> **Exercise goal**: All entries below need to be written out exactly, but without their pictures.

Begin Stored rows

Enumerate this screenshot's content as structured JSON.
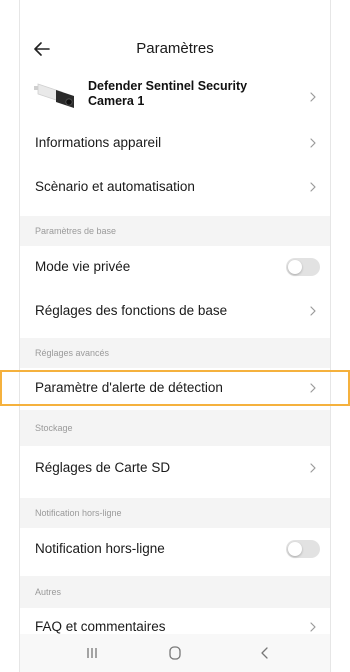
{
  "header": {
    "title": "Paramètres"
  },
  "device": {
    "name": "Defender Sentinel Security Camera 1"
  },
  "rows": {
    "device_info": "Informations appareil",
    "scenario": "Scènario et automatisation",
    "privacy_mode": "Mode vie privée",
    "basic_settings": "Réglages des fonctions de base",
    "detection_alert": "Paramètre d'alerte de détection",
    "sd_card": "Réglages de Carte SD",
    "offline_notification": "Notification hors-ligne",
    "faq": "FAQ et commentaires"
  },
  "sections": {
    "basic": "Paramètres de base",
    "advanced": "Réglages avancés",
    "storage": "Stockage",
    "offline": "Notification hors-ligne",
    "other": "Autres"
  },
  "toggles": {
    "privacy_mode": false,
    "offline_notification": false
  },
  "colors": {
    "highlight": "#f5b13d",
    "section_bg": "#f4f4f4",
    "toggle_off": "#e2e2e2"
  },
  "icons": [
    "back-arrow-icon",
    "camera-thumbnail",
    "chevron-right-icon",
    "recents-icon",
    "home-icon",
    "back-nav-icon"
  ]
}
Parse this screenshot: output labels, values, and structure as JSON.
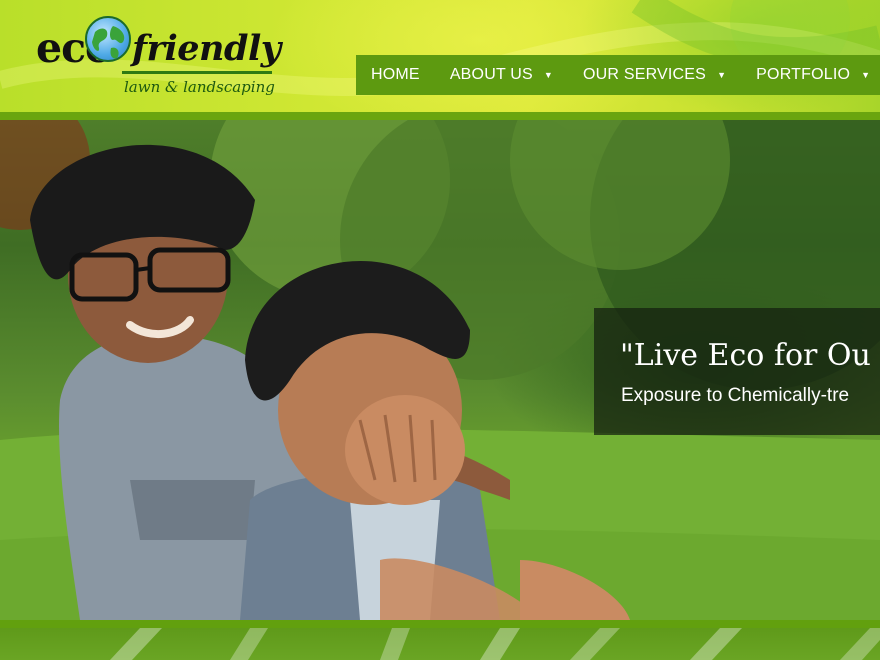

End Stored rows

> **Output for this task**:
Enumerate this screenshot's content as structured JSON.
{
  "header": {
    "title": "Paramètres"
  },
  "device": {
    "name": "Defender Sentinel Security Camera 1"
  },
  "rows": {
    "device_info": "Informations appareil",
    "scenario": "Scènario et automatisation",
    "privacy_mode": "Mode vie privée",
    "basic_settings": "Réglages des fonctions de base",
    "detection_alert": "Paramètre d'alerte de détection",
    "sd_card": "Réglages de Carte SD",
    "offline_notification": "Notification hors-ligne",
    "faq": "FAQ et commentaires"
  },
  "sections": {
    "basic": "Paramètres de base",
    "advanced": "Réglages avancés",
    "storage": "Stockage",
    "offline": "Notification hors-ligne",
    "other": "Autres"
  },
  "toggles": {
    "privacy_mode": false,
    "offline_notification": false
  },
  "colors": {
    "highlight": "#f5b13d",
    "section_bg": "#f4f4f4",
    "toggle_off": "#e2e2e2"
  },
  "icons": [
    "back-arrow-icon",
    "camera-thumbnail",
    "chevron-right-icon",
    "recents-icon",
    "home-icon",
    "back-nav-icon"
  ]
}
Parse this screenshot: output labels, values, and structure as JSON.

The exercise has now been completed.